» Collected data entries:
☆ ☆ ☆ ☆ ☆ ☆ ☆

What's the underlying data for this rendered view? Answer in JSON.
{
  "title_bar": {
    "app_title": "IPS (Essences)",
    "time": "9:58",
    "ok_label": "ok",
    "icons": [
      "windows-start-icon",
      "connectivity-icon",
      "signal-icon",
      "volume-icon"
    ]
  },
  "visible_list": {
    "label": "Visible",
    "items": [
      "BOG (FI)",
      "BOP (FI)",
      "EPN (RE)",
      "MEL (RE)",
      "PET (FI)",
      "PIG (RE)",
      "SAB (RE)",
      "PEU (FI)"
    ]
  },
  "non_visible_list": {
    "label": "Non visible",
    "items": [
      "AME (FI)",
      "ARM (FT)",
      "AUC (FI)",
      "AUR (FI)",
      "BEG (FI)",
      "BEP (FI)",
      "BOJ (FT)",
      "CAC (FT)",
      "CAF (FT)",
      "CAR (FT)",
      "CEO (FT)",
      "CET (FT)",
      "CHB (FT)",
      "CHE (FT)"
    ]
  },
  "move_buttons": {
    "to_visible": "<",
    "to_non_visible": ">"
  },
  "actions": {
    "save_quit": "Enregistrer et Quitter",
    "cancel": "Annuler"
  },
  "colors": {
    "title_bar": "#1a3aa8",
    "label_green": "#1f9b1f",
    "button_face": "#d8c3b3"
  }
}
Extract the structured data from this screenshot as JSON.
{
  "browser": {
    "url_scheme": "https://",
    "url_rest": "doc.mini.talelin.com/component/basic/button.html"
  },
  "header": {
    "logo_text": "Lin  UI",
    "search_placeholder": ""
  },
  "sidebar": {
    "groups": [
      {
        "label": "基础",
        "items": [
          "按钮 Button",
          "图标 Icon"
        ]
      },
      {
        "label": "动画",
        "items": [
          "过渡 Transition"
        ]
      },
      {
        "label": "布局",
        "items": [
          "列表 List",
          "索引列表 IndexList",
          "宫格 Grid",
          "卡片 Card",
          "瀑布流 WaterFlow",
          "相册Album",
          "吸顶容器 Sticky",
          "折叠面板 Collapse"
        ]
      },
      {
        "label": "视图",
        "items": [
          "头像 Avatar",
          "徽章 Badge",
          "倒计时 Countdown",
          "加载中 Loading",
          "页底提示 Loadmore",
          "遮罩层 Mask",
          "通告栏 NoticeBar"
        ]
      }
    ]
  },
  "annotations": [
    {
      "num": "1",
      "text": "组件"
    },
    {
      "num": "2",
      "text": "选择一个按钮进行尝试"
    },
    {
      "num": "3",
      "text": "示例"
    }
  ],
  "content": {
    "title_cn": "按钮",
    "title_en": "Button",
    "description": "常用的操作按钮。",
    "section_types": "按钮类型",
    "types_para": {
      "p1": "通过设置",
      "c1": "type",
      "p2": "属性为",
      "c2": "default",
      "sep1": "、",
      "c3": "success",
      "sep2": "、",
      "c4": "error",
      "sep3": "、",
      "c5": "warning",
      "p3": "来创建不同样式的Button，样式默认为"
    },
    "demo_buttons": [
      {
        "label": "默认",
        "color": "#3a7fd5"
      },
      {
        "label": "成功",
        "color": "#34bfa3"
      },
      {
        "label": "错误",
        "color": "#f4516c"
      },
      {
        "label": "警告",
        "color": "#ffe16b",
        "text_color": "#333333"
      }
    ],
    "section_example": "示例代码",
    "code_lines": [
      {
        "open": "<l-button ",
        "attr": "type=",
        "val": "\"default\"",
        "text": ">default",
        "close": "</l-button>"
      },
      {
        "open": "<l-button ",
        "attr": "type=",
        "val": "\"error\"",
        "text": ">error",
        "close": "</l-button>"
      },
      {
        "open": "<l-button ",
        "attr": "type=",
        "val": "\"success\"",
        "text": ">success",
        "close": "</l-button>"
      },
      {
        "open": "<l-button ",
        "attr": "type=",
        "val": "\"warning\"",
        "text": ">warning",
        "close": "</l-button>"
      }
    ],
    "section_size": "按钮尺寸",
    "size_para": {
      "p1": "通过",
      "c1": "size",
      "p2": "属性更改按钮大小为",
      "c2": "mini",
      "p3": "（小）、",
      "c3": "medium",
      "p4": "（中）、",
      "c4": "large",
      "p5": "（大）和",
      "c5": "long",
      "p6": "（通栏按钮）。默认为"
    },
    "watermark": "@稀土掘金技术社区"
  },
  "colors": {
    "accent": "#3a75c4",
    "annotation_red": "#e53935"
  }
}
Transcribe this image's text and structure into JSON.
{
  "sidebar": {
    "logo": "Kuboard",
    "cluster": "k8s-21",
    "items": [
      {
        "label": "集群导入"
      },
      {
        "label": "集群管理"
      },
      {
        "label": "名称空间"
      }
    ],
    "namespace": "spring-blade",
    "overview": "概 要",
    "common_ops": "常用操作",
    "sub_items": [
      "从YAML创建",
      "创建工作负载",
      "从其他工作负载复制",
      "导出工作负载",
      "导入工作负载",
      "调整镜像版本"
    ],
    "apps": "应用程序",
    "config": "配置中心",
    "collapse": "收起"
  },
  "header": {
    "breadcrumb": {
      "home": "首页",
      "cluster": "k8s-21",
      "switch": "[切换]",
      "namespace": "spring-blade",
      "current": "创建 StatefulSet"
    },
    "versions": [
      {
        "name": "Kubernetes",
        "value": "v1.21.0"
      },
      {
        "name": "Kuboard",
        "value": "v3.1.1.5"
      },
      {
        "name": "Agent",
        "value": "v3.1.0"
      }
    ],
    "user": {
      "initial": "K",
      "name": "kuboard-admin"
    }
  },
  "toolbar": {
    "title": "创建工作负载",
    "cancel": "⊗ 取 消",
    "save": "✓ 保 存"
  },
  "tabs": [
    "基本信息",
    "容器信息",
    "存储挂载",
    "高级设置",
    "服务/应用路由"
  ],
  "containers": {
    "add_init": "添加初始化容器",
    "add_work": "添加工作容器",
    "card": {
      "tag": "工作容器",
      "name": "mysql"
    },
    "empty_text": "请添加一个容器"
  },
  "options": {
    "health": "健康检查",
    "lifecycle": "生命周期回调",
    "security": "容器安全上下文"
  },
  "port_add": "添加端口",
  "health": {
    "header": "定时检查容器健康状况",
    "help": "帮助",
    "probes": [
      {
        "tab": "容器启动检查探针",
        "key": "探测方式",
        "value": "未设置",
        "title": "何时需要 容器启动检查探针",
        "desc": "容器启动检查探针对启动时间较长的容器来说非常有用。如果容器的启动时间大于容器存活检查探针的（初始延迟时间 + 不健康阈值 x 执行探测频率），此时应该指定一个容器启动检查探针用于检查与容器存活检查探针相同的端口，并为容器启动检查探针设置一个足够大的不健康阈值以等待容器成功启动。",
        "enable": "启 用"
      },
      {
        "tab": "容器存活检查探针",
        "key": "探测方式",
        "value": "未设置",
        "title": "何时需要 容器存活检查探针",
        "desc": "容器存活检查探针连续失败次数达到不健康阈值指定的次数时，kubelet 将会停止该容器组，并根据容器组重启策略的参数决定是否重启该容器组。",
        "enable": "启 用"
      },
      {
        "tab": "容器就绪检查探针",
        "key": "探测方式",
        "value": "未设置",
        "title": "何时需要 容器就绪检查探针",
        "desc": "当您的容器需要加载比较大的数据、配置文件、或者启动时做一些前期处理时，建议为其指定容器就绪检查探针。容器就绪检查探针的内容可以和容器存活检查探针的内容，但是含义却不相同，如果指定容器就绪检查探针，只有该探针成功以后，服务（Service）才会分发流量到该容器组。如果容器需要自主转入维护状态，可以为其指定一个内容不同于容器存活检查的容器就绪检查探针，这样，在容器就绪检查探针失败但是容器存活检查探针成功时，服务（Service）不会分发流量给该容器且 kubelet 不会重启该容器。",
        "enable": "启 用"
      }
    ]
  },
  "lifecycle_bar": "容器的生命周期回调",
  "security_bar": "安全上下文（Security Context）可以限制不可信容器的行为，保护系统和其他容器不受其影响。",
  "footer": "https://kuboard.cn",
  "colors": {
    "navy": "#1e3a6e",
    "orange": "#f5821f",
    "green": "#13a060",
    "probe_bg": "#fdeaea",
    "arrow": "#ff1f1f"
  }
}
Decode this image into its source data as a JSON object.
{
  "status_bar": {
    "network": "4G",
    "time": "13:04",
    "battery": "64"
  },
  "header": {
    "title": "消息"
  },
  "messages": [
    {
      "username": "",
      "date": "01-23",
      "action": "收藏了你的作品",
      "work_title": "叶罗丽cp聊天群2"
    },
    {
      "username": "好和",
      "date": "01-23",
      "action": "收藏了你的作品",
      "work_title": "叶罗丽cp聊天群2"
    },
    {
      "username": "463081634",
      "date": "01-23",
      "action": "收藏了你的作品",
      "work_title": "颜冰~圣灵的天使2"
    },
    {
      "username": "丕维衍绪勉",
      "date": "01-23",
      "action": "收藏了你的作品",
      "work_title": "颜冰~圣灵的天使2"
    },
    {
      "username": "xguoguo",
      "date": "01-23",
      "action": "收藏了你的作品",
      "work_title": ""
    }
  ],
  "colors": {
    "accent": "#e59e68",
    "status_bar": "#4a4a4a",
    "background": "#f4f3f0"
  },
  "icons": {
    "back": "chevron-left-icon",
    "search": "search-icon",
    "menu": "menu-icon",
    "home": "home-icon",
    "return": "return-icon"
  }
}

☆ ☆ ☆ ☆ ☆ ☆ ☆

» EXERCISE DESCRIPTION: Look for "spring" and pull out every line that has it.

» EXERCISE SOLUTION:
    "namespace": "spring-blade",
      "namespace": "spring-blade",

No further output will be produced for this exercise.